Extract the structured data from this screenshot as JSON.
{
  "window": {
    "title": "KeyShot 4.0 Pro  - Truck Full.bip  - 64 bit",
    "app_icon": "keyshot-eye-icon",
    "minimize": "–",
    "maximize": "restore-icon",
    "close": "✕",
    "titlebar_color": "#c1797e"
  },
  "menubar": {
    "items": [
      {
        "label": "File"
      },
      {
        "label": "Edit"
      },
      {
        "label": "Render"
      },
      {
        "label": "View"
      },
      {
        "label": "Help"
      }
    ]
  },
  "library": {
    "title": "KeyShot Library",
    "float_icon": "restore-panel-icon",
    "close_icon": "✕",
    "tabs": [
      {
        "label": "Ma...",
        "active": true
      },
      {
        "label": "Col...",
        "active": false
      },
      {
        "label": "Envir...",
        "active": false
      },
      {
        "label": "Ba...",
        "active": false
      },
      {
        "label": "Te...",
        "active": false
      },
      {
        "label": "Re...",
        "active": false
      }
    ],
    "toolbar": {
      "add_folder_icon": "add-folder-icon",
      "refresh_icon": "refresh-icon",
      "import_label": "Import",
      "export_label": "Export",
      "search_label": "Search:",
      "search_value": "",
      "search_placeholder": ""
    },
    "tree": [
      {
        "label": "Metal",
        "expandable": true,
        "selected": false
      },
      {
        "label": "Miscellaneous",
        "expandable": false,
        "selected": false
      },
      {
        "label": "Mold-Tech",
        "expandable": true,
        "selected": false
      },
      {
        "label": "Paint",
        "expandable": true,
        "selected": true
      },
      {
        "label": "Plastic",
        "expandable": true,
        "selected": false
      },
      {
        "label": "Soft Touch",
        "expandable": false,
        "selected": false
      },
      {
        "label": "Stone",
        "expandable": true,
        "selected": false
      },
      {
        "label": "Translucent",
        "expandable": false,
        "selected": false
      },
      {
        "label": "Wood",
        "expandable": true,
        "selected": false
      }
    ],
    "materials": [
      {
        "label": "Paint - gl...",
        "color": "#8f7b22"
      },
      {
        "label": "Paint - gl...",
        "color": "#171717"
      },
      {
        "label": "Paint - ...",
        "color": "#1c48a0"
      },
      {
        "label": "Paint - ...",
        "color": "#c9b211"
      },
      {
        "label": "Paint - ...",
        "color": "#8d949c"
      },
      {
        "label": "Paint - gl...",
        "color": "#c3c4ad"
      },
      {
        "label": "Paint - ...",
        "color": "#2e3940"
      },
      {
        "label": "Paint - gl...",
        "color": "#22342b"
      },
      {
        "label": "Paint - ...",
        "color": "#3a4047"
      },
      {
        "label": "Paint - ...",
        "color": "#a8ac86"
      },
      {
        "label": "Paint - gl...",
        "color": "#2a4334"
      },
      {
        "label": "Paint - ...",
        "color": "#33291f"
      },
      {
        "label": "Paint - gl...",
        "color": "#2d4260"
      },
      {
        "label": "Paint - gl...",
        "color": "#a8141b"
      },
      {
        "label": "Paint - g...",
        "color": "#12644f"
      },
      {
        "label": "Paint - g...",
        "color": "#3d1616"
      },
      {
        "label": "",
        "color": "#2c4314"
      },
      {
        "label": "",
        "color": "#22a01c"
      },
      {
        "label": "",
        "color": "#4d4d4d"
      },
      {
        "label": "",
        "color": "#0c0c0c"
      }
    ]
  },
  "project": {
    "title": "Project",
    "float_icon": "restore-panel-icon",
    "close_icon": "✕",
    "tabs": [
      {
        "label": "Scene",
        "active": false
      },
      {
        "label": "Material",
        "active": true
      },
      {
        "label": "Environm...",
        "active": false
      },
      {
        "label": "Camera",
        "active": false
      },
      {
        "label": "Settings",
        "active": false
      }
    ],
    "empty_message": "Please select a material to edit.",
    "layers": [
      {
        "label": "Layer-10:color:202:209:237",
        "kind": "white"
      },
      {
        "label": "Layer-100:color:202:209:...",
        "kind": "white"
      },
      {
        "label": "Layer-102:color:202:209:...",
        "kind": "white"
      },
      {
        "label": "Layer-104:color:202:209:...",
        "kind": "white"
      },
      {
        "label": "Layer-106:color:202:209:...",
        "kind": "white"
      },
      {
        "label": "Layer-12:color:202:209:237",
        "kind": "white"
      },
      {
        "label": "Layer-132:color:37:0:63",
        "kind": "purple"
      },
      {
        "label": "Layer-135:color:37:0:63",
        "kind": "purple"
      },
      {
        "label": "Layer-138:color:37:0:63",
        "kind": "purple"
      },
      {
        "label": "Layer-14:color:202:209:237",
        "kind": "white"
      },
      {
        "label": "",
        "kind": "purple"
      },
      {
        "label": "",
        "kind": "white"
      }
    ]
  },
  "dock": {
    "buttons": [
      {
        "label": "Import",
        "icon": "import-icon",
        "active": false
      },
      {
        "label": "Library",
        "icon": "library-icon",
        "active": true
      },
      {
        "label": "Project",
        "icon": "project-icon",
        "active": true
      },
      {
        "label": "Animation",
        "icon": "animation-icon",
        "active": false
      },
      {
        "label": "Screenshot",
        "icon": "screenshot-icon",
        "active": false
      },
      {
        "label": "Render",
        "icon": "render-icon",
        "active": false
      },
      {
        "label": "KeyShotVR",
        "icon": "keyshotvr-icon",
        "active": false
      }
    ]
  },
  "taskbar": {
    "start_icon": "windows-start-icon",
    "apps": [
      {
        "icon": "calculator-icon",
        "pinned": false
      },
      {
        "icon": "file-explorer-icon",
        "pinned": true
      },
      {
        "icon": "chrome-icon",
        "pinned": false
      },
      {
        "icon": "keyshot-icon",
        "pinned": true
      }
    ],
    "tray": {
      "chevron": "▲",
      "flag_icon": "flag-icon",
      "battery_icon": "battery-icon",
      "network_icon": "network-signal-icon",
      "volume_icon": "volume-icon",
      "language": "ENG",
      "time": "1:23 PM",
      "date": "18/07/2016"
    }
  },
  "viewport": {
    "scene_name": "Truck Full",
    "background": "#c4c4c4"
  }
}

What to produce
Tally up how many lines in the preceding listing contain the word "Truck". Give nothing but the number.

Task result
2